/---

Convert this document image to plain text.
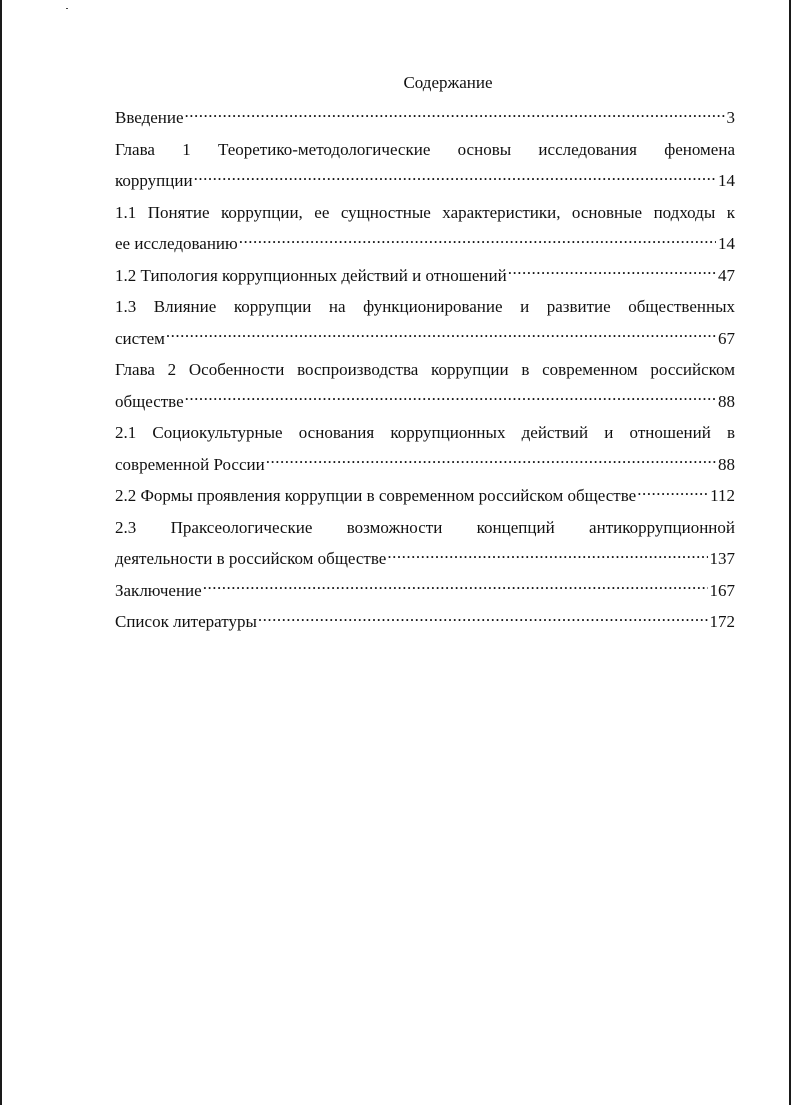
Содержание
Введение .....	3
Глава 1 Теоретико-методологические основы исследования феномена
коррупции .....	14
1.1 Понятие коррупции, ее сущностные характеристики, основные подходы к
ее исследованию .....	14
1.2 Типология коррупционных действий и отношений .....	47
1.3 Влияние коррупции на функционирование и развитие общественных
систем .....	67
Глава 2 Особенности воспроизводства коррупции в современном российском
обществе .....	88
2.1 Социокультурные основания коррупционных действий и отношений в
современной России .....	88
2.2 Формы проявления коррупции в современном российском обществе .....	112
2.3 Праксеологические возможности концепций антикоррупционной
деятельности в российском обществе .....	137
Заключение .....	167
Список литературы .....	172
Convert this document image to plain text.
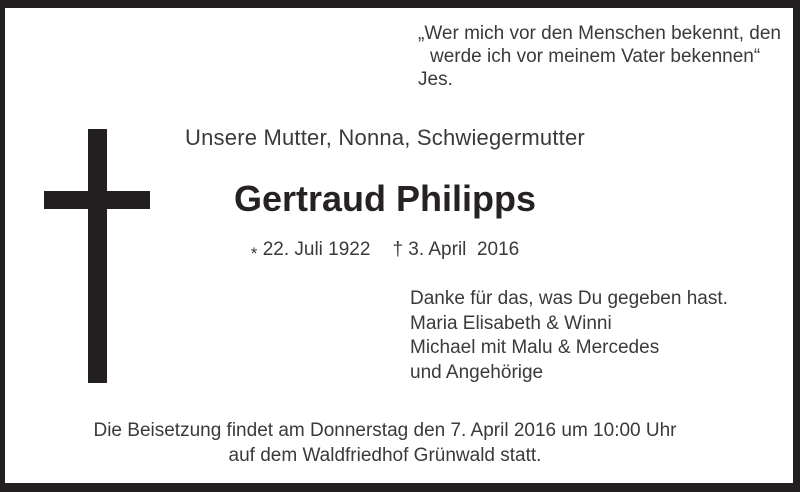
„Wer mich vor den Menschen bekennt, den
werde ich vor meinem Vater bekennen“
Jes.
Unsere Mutter, Nonna, Schwiegermutter
Gertraud Philipps
* 22. Juli 1922 † 3. April  2016
Die Beisetzung findet am Donnerstag den 7. April 2016 um 10:00 Uhr
auf dem Waldfriedhof Grünwald statt.
Danke für das, was Du gegeben hast.
Maria Elisabeth & Winni
Michael mit Malu & Mercedes
und Angehörige
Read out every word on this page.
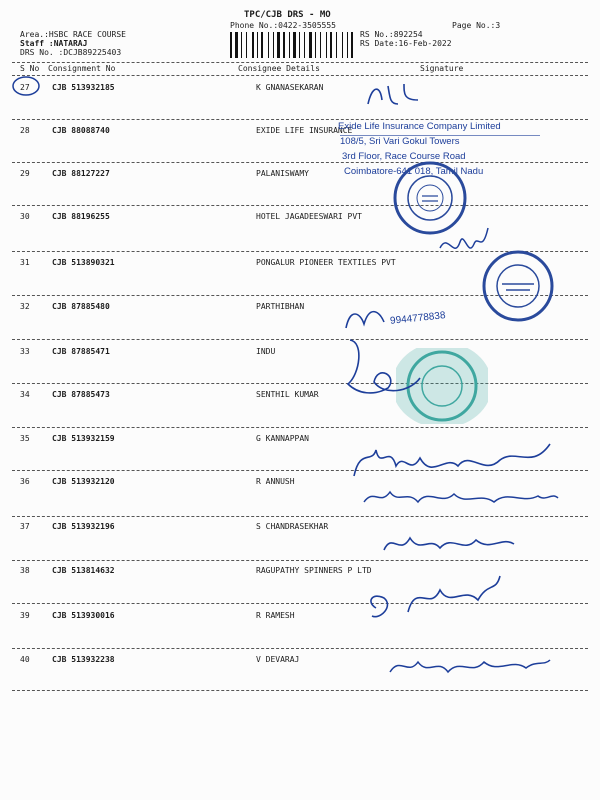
TPC/CJB DRS - MO
Phone No.:0422-3505555
Area.:HSBC RACE COURSE
Staff :NATARAJ
DRS No. :DCJB89225403
RS No.:892254
RS Date:16-Feb-2022
Page No.:3
S No Consignment No	Consignee Details	Signature
27	CJB 513932185	K GNANASEKARAN
28	CJB 88088740	EXIDE LIFE INSURANCE
29	CJB 88127227	PALANISWAMY
30	CJB 88196255	HOTEL JAGADEESWARI PVT
31	CJB 513890321	PONGALUR PIONEER TEXTILES PVT
32	CJB 87885480	PARTHIBHAN
33	CJB 87885471	INDU
34	CJB 87885473	SENTHIL KUMAR
35	CJB 513932159	G KANNAPPAN
36	CJB 513932120	R ANNUSH
37	CJB 513932196	S CHANDRASEKHAR
38	CJB 513814632	RAGUPATHY SPINNERS P LTD
39	CJB 513930016	R RAMESH
40	CJB 513932238	V DEVARAJ
Exide Life Insurance Company Limited
108/5, Sri Vari Gokul Towers
3rd Floor, Race Course Road
Coimbatore-641 018, Tamil Nadu
9944778838
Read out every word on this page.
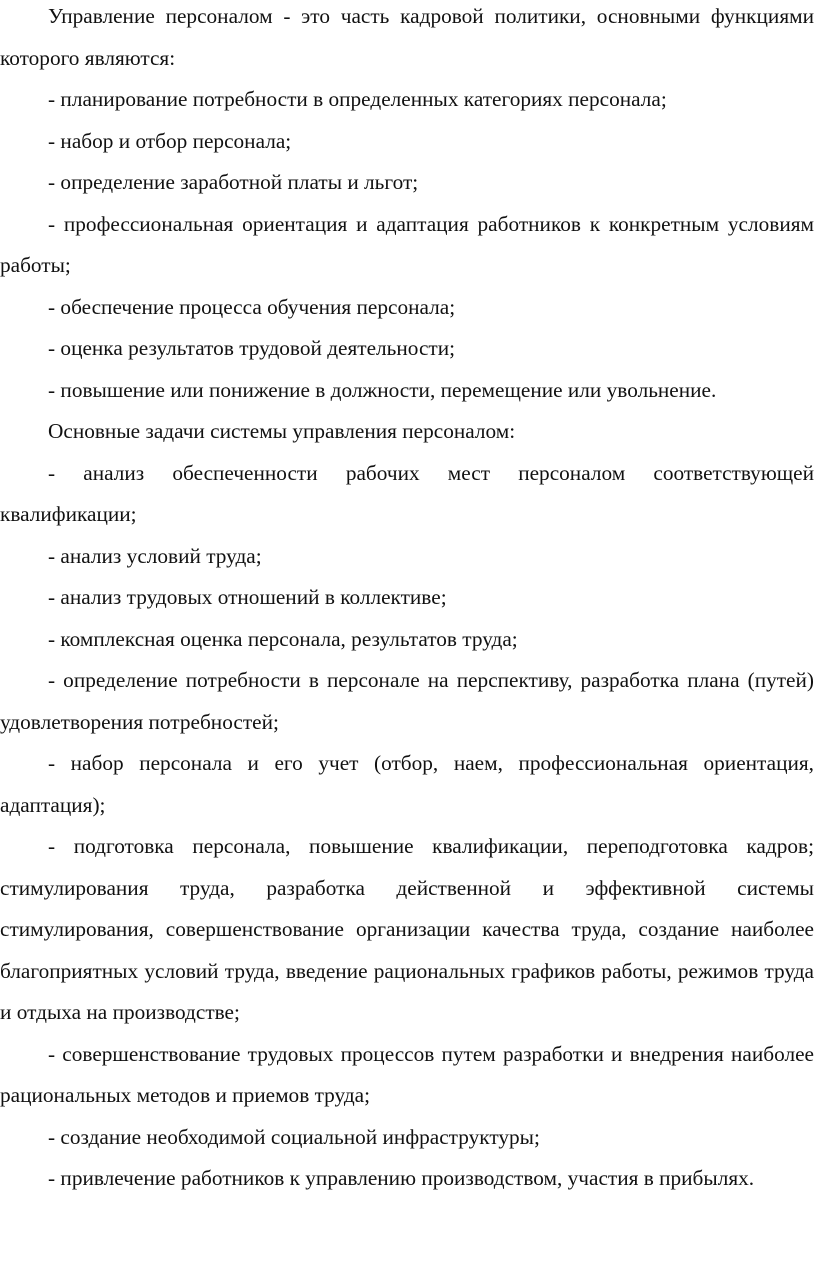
Управление персоналом - это часть кадровой политики, основными функциями которого являются:

- планирование потребности в определенных категориях персонала;

- набор и отбор персонала;

- определение заработной платы и льгот;

- профессиональная ориентация и адаптация работников к конкретным условиям работы;

- обеспечение процесса обучения персонала;

- оценка результатов трудовой деятельности;

- повышение или понижение в должности, перемещение или увольнение.

Основные задачи системы управления персоналом:

- анализ обеспеченности рабочих мест персоналом соответствующей квалификации;

- анализ условий труда;

- анализ трудовых отношений в коллективе;

- комплексная оценка персонала, результатов труда;

- определение потребности в персонале на перспективу, разработка плана (путей) удовлетворения потребностей;

- набор персонала и его учет (отбор, наем, профессиональная ориентация, адаптация);

- подготовка персонала, повышение квалификации, переподготовка кадров; стимулирования труда, разработка действенной и эффективной системы стимулирования, совершенствование организации качества труда, создание наиболее благоприятных условий труда, введение рациональных графиков работы, режимов труда и отдыха на производстве;

- совершенствование трудовых процессов путем разработки и внедрения наиболее рациональных методов и приемов труда;

- создание необходимой социальной инфраструктуры;

- привлечение работников к управлению производством, участия в прибылях.
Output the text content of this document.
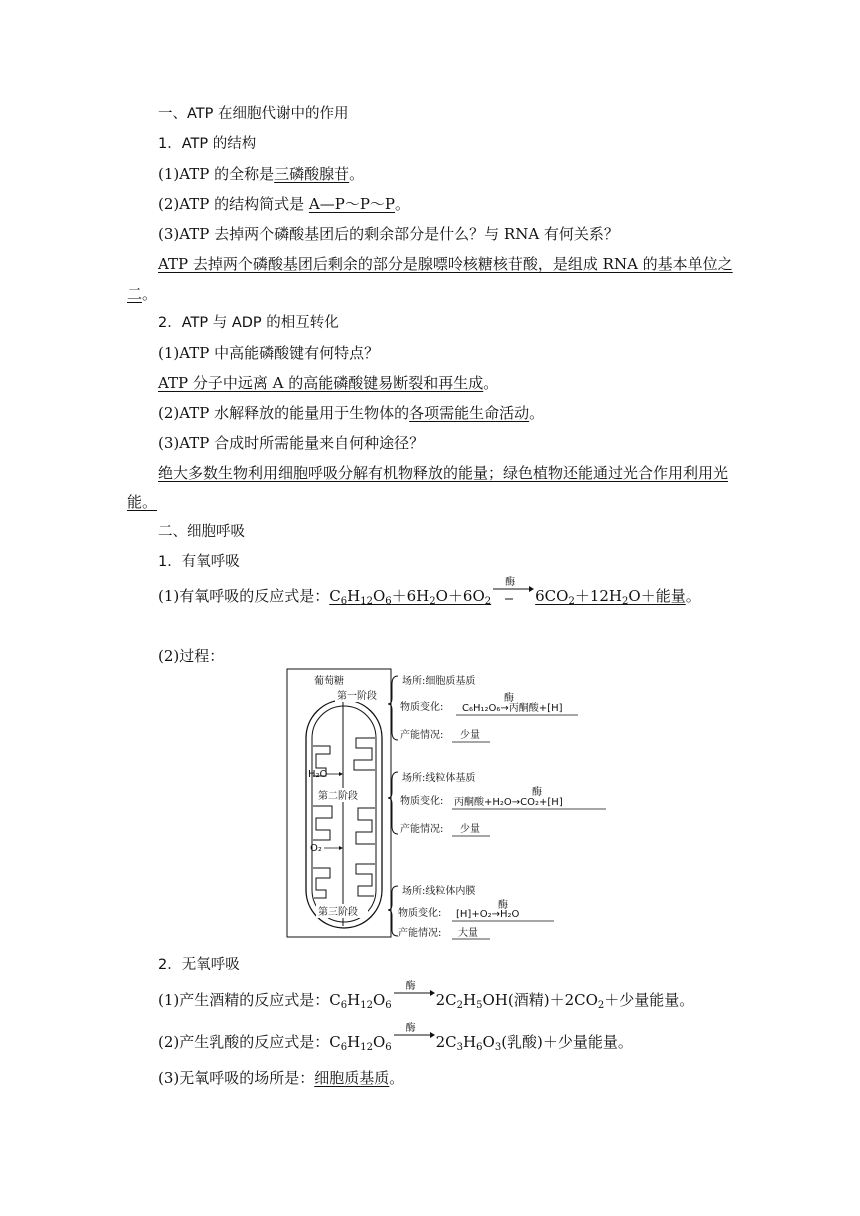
一、ATP 在细胞代谢中的作用
1．ATP 的结构
(1)ATP 的全称是三磷酸腺苷。
(2)ATP 的结构简式是 A—P～P～P。
(3)ATP 去掉两个磷酸基团后的剩余部分是什么？与 RNA 有何关系？
ATP 去掉两个磷酸基团后剩余的部分是腺嘌呤核糖核苷酸，是组成 RNA 的基本单位之
二。
2．ATP 与 ADP 的相互转化
(1)ATP 中高能磷酸键有何特点？
ATP 分子中远离 A 的高能磷酸键易断裂和再生成。
(2)ATP 水解释放的能量用于生物体的各项需能生命活动。
(3)ATP 合成时所需能量来自何种途径？
绝大多数生物利用细胞呼吸分解有机物释放的能量；绿色植物还能通过光合作用利用光
能。
二、细胞呼吸
1．有氧呼吸
(1)有氧呼吸的反应式是：$C_6H_{12}O_6+6H_2O+6O_2$
酶
$6CO_2+12H_2O+$能量。
(2)过程：
葡萄糖
第一阶段
H₂O
第二阶段
O₂
第三阶段
场所:细胞质基质
物质变化: C₆H₁₂O₆→丙酮酸+[H]
酶
产能情况: 少量
场所:线粒体基质
物质变化: 丙酮酸+H₂O→CO₂+[H]
酶
产能情况: 少量
场所:线粒体内膜
物质变化: [H]+O₂→H₂O
酶
产能情况: 大量
2．无氧呼吸
(1)产生酒精的反应式是：$C_6H_{12}O_6$
酶
$2C_2H_5OH$(酒精)$+2CO_2+$少量能量。
(2)产生乳酸的反应式是：$C_6H_{12}O_6$
酶
$2C_3H_6O_3$(乳酸)＋少量能量。
(3)无氧呼吸的场所是：细胞质基质。
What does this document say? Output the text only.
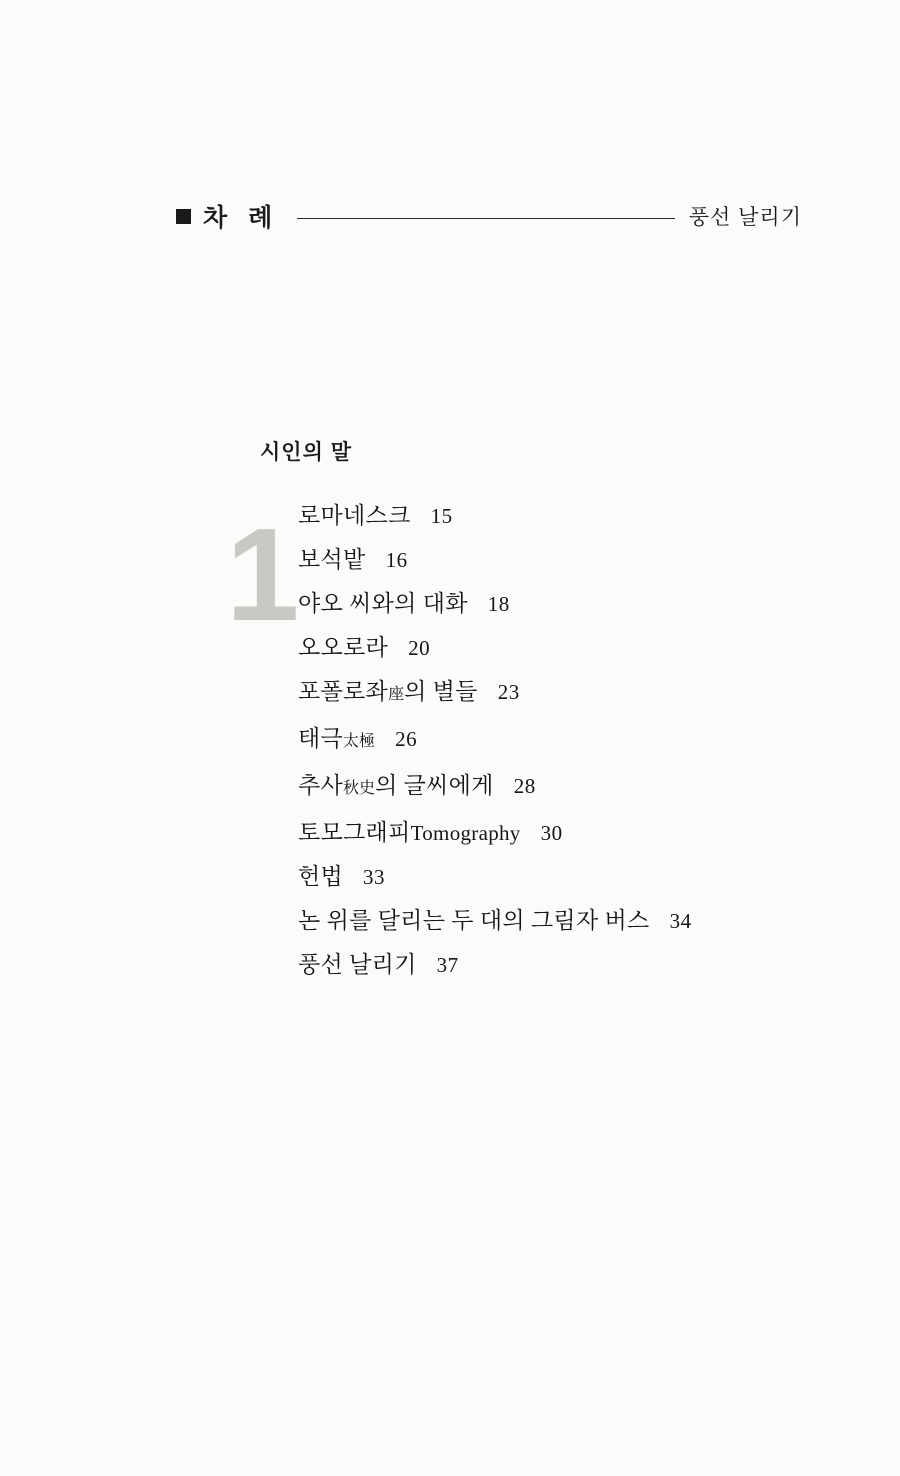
차 례	풍선 날리기
시인의 말
1
로마네스크 15
보석밭 16
야오 씨와의 대화 18
오오로라 20
포폴로좌座의 별들 23
태극太極 26
추사秋史의 글씨에게 28
토모그래피Tomography 30
헌법 33
논 위를 달리는 두 대의 그림자 버스 34
풍선 날리기 37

\---

* **Written problem**
Begin with the line that contains "What does this" and repeat every line through the end of the data, exactly and only those lines, leaving out the pictures.

* **Task response**
What does this document say? Output the text only.
차 례	풍선 날리기
시인의 말
1
로마네스크 15
보석밭 16
야오 씨와의 대화 18
오오로라 20
포폴로좌座의 별들 23
태극太極 26
추사秋史의 글씨에게 28
토모그래피Tomography 30
헌법 33
논 위를 달리는 두 대의 그림자 버스 34
풍선 날리기 37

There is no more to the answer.